-- Task goal --
Output all the data exactly. Pictures do not belong in the copy.

** start of Data extract **

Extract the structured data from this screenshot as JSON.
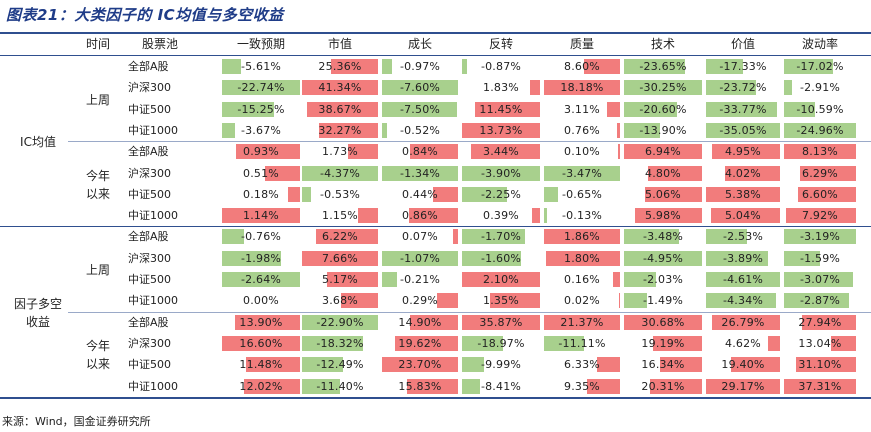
{
  "title": "图表21：大类因子的 IC均值与多空收益",
  "headers": [
    "时间",
    "股票池",
    "一致预期",
    "市值",
    "成长",
    "反转",
    "质量",
    "技术",
    "价值",
    "波动率"
  ],
  "sections": [
    {
      "metric": "IC均值",
      "periods": [
        {
          "period": "上周",
          "rows": [
            {
              "pool": "全部A股",
              "values": [
                "-5.61%",
                "25.36%",
                "-0.97%",
                "-0.87%",
                "8.60%",
                "-23.65%",
                "-17.33%",
                "-17.02%"
              ]
            },
            {
              "pool": "沪深300",
              "values": [
                "-22.74%",
                "41.34%",
                "-7.60%",
                "1.83%",
                "18.18%",
                "-30.25%",
                "-23.72%",
                "-2.91%"
              ]
            },
            {
              "pool": "中证500",
              "values": [
                "-15.25%",
                "38.67%",
                "-7.50%",
                "11.45%",
                "3.11%",
                "-20.60%",
                "-33.77%",
                "-10.59%"
              ]
            },
            {
              "pool": "中证1000",
              "values": [
                "-3.67%",
                "32.27%",
                "-0.52%",
                "13.73%",
                "0.76%",
                "-13.90%",
                "-35.05%",
                "-24.96%"
              ]
            }
          ]
        },
        {
          "period": "今年\n以来",
          "rows": [
            {
              "pool": "全部A股",
              "values": [
                "0.93%",
                "1.73%",
                "0.84%",
                "3.44%",
                "0.10%",
                "6.94%",
                "4.95%",
                "8.13%"
              ]
            },
            {
              "pool": "沪深300",
              "values": [
                "0.51%",
                "-4.37%",
                "-1.34%",
                "-3.90%",
                "-3.47%",
                "4.80%",
                "4.02%",
                "6.29%"
              ]
            },
            {
              "pool": "中证500",
              "values": [
                "0.18%",
                "-0.53%",
                "0.44%",
                "-2.25%",
                "-0.65%",
                "5.06%",
                "5.38%",
                "6.60%"
              ]
            },
            {
              "pool": "中证1000",
              "values": [
                "1.14%",
                "1.15%",
                "0.86%",
                "0.39%",
                "-0.13%",
                "5.98%",
                "5.04%",
                "7.92%"
              ]
            }
          ]
        }
      ]
    },
    {
      "metric": "因子多空\n收益",
      "periods": [
        {
          "period": "上周",
          "rows": [
            {
              "pool": "全部A股",
              "values": [
                "-0.76%",
                "6.22%",
                "0.07%",
                "-1.70%",
                "1.86%",
                "-3.48%",
                "-2.53%",
                "-3.19%"
              ]
            },
            {
              "pool": "沪深300",
              "values": [
                "-1.98%",
                "7.66%",
                "-1.07%",
                "-1.60%",
                "1.80%",
                "-4.95%",
                "-3.89%",
                "-1.59%"
              ]
            },
            {
              "pool": "中证500",
              "values": [
                "-2.64%",
                "5.17%",
                "-0.21%",
                "2.10%",
                "0.16%",
                "-2.03%",
                "-4.61%",
                "-3.07%"
              ]
            },
            {
              "pool": "中证1000",
              "values": [
                "0.00%",
                "3.68%",
                "0.29%",
                "1.35%",
                "0.02%",
                "-1.49%",
                "-4.34%",
                "-2.87%"
              ]
            }
          ]
        },
        {
          "period": "今年\n以来",
          "rows": [
            {
              "pool": "全部A股",
              "values": [
                "13.90%",
                "-22.90%",
                "14.90%",
                "35.87%",
                "21.37%",
                "30.68%",
                "26.79%",
                "27.94%"
              ]
            },
            {
              "pool": "沪深300",
              "values": [
                "16.60%",
                "-18.32%",
                "19.62%",
                "-18.97%",
                "-11.11%",
                "19.19%",
                "4.62%",
                "13.04%"
              ]
            },
            {
              "pool": "中证500",
              "values": [
                "11.48%",
                "-12.49%",
                "23.70%",
                "-9.99%",
                "6.33%",
                "16.34%",
                "19.40%",
                "31.10%"
              ]
            },
            {
              "pool": "中证1000",
              "values": [
                "12.02%",
                "-11.40%",
                "15.83%",
                "-8.41%",
                "9.35%",
                "20.31%",
                "29.17%",
                "37.31%"
              ]
            }
          ]
        }
      ]
    }
  ],
  "source": "来源：Wind，国金证券研究所",
  "colors": {
    "positive_bar": "#f27c7c",
    "negative_bar": "#a8d08d",
    "rule": "#2f4f8f",
    "title": "#1f3c88"
  }
}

** end of Data extract **

-- Solution --
Extract the structured data from this screenshot as JSON.
{
  "title": "图表21：大类因子的 IC均值与多空收益",
  "headers": [
    "时间",
    "股票池",
    "一致预期",
    "市值",
    "成长",
    "反转",
    "质量",
    "技术",
    "价值",
    "波动率"
  ],
  "sections": [
    {
      "metric": "IC均值",
      "periods": [
        {
          "period": "上周",
          "rows": [
            {
              "pool": "全部A股",
              "values": [
                "-5.61%",
                "25.36%",
                "-0.97%",
                "-0.87%",
                "8.60%",
                "-23.65%",
                "-17.33%",
                "-17.02%"
              ]
            },
            {
              "pool": "沪深300",
              "values": [
                "-22.74%",
                "41.34%",
                "-7.60%",
                "1.83%",
                "18.18%",
                "-30.25%",
                "-23.72%",
                "-2.91%"
              ]
            },
            {
              "pool": "中证500",
              "values": [
                "-15.25%",
                "38.67%",
                "-7.50%",
                "11.45%",
                "3.11%",
                "-20.60%",
                "-33.77%",
                "-10.59%"
              ]
            },
            {
              "pool": "中证1000",
              "values": [
                "-3.67%",
                "32.27%",
                "-0.52%",
                "13.73%",
                "0.76%",
                "-13.90%",
                "-35.05%",
                "-24.96%"
              ]
            }
          ]
        },
        {
          "period": "今年\n以来",
          "rows": [
            {
              "pool": "全部A股",
              "values": [
                "0.93%",
                "1.73%",
                "0.84%",
                "3.44%",
                "0.10%",
                "6.94%",
                "4.95%",
                "8.13%"
              ]
            },
            {
              "pool": "沪深300",
              "values": [
                "0.51%",
                "-4.37%",
                "-1.34%",
                "-3.90%",
                "-3.47%",
                "4.80%",
                "4.02%",
                "6.29%"
              ]
            },
            {
              "pool": "中证500",
              "values": [
                "0.18%",
                "-0.53%",
                "0.44%",
                "-2.25%",
                "-0.65%",
                "5.06%",
                "5.38%",
                "6.60%"
              ]
            },
            {
              "pool": "中证1000",
              "values": [
                "1.14%",
                "1.15%",
                "0.86%",
                "0.39%",
                "-0.13%",
                "5.98%",
                "5.04%",
                "7.92%"
              ]
            }
          ]
        }
      ]
    },
    {
      "metric": "因子多空\n收益",
      "periods": [
        {
          "period": "上周",
          "rows": [
            {
              "pool": "全部A股",
              "values": [
                "-0.76%",
                "6.22%",
                "0.07%",
                "-1.70%",
                "1.86%",
                "-3.48%",
                "-2.53%",
                "-3.19%"
              ]
            },
            {
              "pool": "沪深300",
              "values": [
                "-1.98%",
                "7.66%",
                "-1.07%",
                "-1.60%",
                "1.80%",
                "-4.95%",
                "-3.89%",
                "-1.59%"
              ]
            },
            {
              "pool": "中证500",
              "values": [
                "-2.64%",
                "5.17%",
                "-0.21%",
                "2.10%",
                "0.16%",
                "-2.03%",
                "-4.61%",
                "-3.07%"
              ]
            },
            {
              "pool": "中证1000",
              "values": [
                "0.00%",
                "3.68%",
                "0.29%",
                "1.35%",
                "0.02%",
                "-1.49%",
                "-4.34%",
                "-2.87%"
              ]
            }
          ]
        },
        {
          "period": "今年\n以来",
          "rows": [
            {
              "pool": "全部A股",
              "values": [
                "13.90%",
                "-22.90%",
                "14.90%",
                "35.87%",
                "21.37%",
                "30.68%",
                "26.79%",
                "27.94%"
              ]
            },
            {
              "pool": "沪深300",
              "values": [
                "16.60%",
                "-18.32%",
                "19.62%",
                "-18.97%",
                "-11.11%",
                "19.19%",
                "4.62%",
                "13.04%"
              ]
            },
            {
              "pool": "中证500",
              "values": [
                "11.48%",
                "-12.49%",
                "23.70%",
                "-9.99%",
                "6.33%",
                "16.34%",
                "19.40%",
                "31.10%"
              ]
            },
            {
              "pool": "中证1000",
              "values": [
                "12.02%",
                "-11.40%",
                "15.83%",
                "-8.41%",
                "9.35%",
                "20.31%",
                "29.17%",
                "37.31%"
              ]
            }
          ]
        }
      ]
    }
  ],
  "source": "来源：Wind，国金证券研究所",
  "colors": {
    "positive_bar": "#f27c7c",
    "negative_bar": "#a8d08d",
    "rule": "#2f4f8f",
    "title": "#1f3c88"
  }
}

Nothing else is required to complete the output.